Dataset excerpts
>>>>>

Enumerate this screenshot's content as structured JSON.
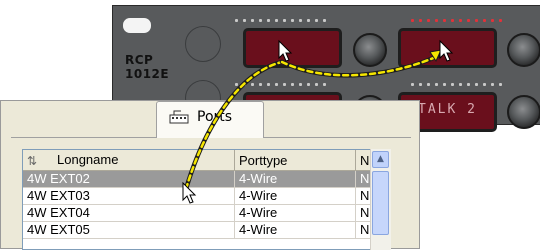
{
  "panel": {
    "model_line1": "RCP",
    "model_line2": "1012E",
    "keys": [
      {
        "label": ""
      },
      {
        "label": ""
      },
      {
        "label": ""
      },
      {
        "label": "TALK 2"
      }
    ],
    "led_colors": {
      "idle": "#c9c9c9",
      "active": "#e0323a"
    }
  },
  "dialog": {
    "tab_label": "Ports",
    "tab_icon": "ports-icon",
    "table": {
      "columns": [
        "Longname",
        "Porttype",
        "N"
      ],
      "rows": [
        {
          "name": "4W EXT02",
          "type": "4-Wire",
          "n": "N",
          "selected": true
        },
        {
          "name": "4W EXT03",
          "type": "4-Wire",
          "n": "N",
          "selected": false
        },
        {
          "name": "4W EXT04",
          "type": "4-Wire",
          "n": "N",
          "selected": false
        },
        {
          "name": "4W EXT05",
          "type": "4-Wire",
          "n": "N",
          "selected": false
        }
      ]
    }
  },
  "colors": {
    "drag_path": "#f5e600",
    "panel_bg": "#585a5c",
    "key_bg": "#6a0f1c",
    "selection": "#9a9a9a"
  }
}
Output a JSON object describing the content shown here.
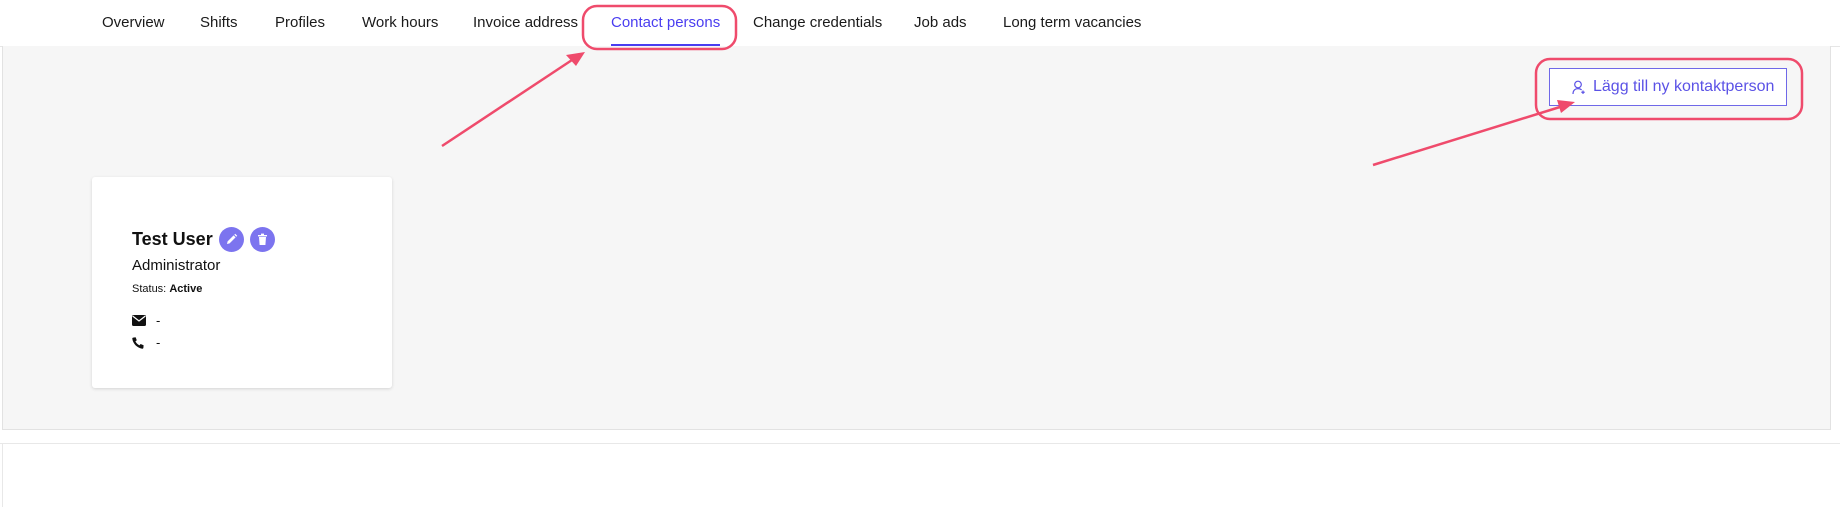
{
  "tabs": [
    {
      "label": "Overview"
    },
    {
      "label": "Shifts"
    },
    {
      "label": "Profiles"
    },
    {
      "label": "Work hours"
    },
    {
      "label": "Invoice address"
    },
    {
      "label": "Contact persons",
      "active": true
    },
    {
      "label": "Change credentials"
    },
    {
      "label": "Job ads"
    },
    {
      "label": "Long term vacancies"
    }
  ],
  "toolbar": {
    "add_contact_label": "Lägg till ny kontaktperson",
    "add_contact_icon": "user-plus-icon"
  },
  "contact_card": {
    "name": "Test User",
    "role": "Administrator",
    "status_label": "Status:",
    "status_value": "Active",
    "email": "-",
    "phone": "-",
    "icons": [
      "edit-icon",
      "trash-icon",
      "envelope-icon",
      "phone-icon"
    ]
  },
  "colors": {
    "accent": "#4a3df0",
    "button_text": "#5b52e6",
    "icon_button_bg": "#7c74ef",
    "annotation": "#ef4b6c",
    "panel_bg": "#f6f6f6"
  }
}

<<<<<

## Short problem
Output the lines above in full and exactly as given, omitting any pictures.

## Reply to the exercise
Enumerate this screenshot's content as structured JSON.
{
  "panel": {
    "model_line1": "RCP",
    "model_line2": "1012E",
    "keys": [
      {
        "label": ""
      },
      {
        "label": ""
      },
      {
        "label": ""
      },
      {
        "label": "TALK 2"
      }
    ],
    "led_colors": {
      "idle": "#c9c9c9",
      "active": "#e0323a"
    }
  },
  "dialog": {
    "tab_label": "Ports",
    "tab_icon": "ports-icon",
    "table": {
      "columns": [
        "Longname",
        "Porttype",
        "N"
      ],
      "rows": [
        {
          "name": "4W EXT02",
          "type": "4-Wire",
          "n": "N",
          "selected": true
        },
        {
          "name": "4W EXT03",
          "type": "4-Wire",
          "n": "N",
          "selected": false
        },
        {
          "name": "4W EXT04",
          "type": "4-Wire",
          "n": "N",
          "selected": false
        },
        {
          "name": "4W EXT05",
          "type": "4-Wire",
          "n": "N",
          "selected": false
        }
      ]
    }
  },
  "colors": {
    "drag_path": "#f5e600",
    "panel_bg": "#585a5c",
    "key_bg": "#6a0f1c",
    "selection": "#9a9a9a"
  }
}
Output a JSON object describing the content shown here.
{
  "tabs": [
    {
      "label": "Overview"
    },
    {
      "label": "Shifts"
    },
    {
      "label": "Profiles"
    },
    {
      "label": "Work hours"
    },
    {
      "label": "Invoice address"
    },
    {
      "label": "Contact persons",
      "active": true
    },
    {
      "label": "Change credentials"
    },
    {
      "label": "Job ads"
    },
    {
      "label": "Long term vacancies"
    }
  ],
  "toolbar": {
    "add_contact_label": "Lägg till ny kontaktperson",
    "add_contact_icon": "user-plus-icon"
  },
  "contact_card": {
    "name": "Test User",
    "role": "Administrator",
    "status_label": "Status:",
    "status_value": "Active",
    "email": "-",
    "phone": "-",
    "icons": [
      "edit-icon",
      "trash-icon",
      "envelope-icon",
      "phone-icon"
    ]
  },
  "colors": {
    "accent": "#4a3df0",
    "button_text": "#5b52e6",
    "icon_button_bg": "#7c74ef",
    "annotation": "#ef4b6c",
    "panel_bg": "#f6f6f6"
  }
}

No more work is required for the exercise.